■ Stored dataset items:

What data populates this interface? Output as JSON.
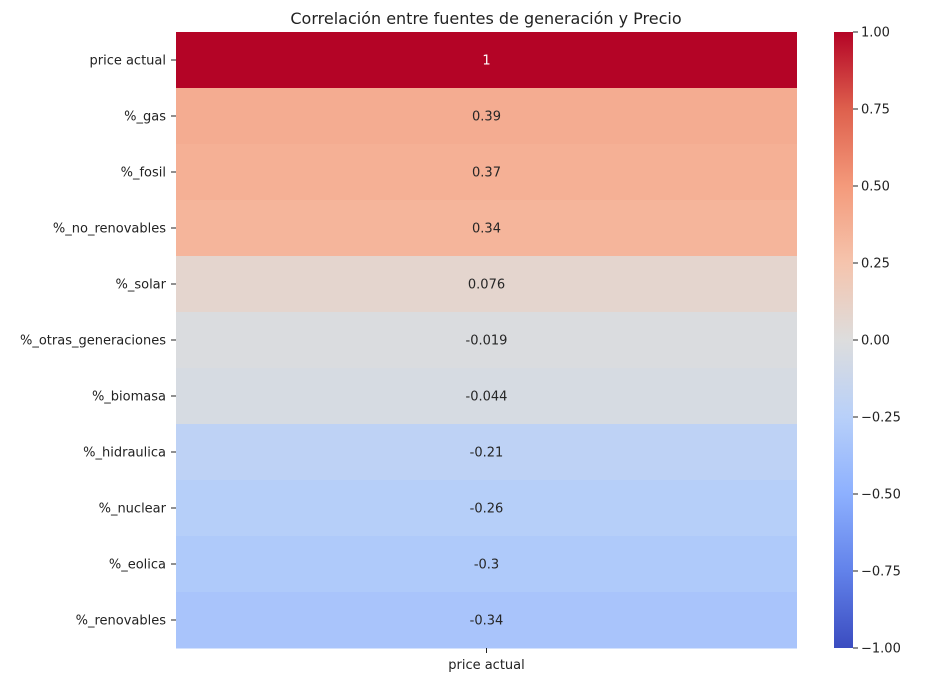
{
  "chart_data": {
    "type": "heatmap",
    "title": "Correlación entre fuentes de generación y Precio",
    "columns": [
      "price actual"
    ],
    "rows": [
      "price actual",
      "%_gas",
      "%_fosil",
      "%_no_renovables",
      "%_solar",
      "%_otras_generaciones",
      "%_biomasa",
      "%_hidraulica",
      "%_nuclear",
      "%_eolica",
      "%_renovables"
    ],
    "values": [
      1,
      0.39,
      0.37,
      0.34,
      0.076,
      -0.019,
      -0.044,
      -0.21,
      -0.26,
      -0.3,
      -0.34
    ],
    "value_labels": [
      "1",
      "0.39",
      "0.37",
      "0.34",
      "0.076",
      "-0.019",
      "-0.044",
      "-0.21",
      "-0.26",
      "-0.3",
      "-0.34"
    ],
    "colormap": "coolwarm",
    "vmin": -1,
    "vmax": 1,
    "colorbar_ticks": [
      1.0,
      0.75,
      0.5,
      0.25,
      0.0,
      -0.25,
      -0.5,
      -0.75,
      -1.0
    ],
    "colorbar_tick_labels": [
      "1.00",
      "0.75",
      "0.50",
      "0.25",
      "0.00",
      "−0.25",
      "−0.50",
      "−0.75",
      "−1.00"
    ]
  }
}
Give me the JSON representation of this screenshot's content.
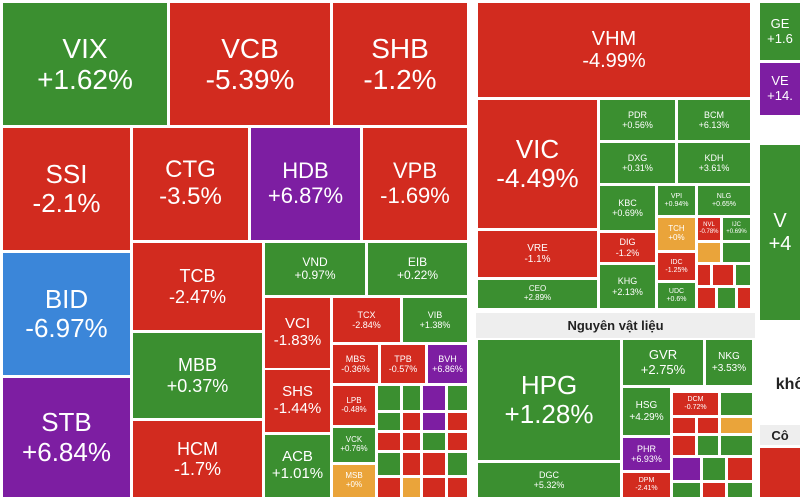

■ STATED PROBLEM:
Copy every record character for character. Skip the pictures.

■ TASK RESPONSE:
What data populates this interface? Output as JSON.
{
  "chart_data": {
    "type": "heatmap",
    "title": "Correlación entre fuentes de generación y Precio",
    "columns": [
      "price actual"
    ],
    "rows": [
      "price actual",
      "%_gas",
      "%_fosil",
      "%_no_renovables",
      "%_solar",
      "%_otras_generaciones",
      "%_biomasa",
      "%_hidraulica",
      "%_nuclear",
      "%_eolica",
      "%_renovables"
    ],
    "values": [
      1,
      0.39,
      0.37,
      0.34,
      0.076,
      -0.019,
      -0.044,
      -0.21,
      -0.26,
      -0.3,
      -0.34
    ],
    "value_labels": [
      "1",
      "0.39",
      "0.37",
      "0.34",
      "0.076",
      "-0.019",
      "-0.044",
      "-0.21",
      "-0.26",
      "-0.3",
      "-0.34"
    ],
    "colormap": "coolwarm",
    "vmin": -1,
    "vmax": 1,
    "colorbar_ticks": [
      1.0,
      0.75,
      0.5,
      0.25,
      0.0,
      -0.25,
      -0.5,
      -0.75,
      -1.0
    ],
    "colorbar_tick_labels": [
      "1.00",
      "0.75",
      "0.50",
      "0.25",
      "0.00",
      "−0.25",
      "−0.50",
      "−0.75",
      "−1.00"
    ]
  }
}
Give me the JSON representation of this screenshot's content.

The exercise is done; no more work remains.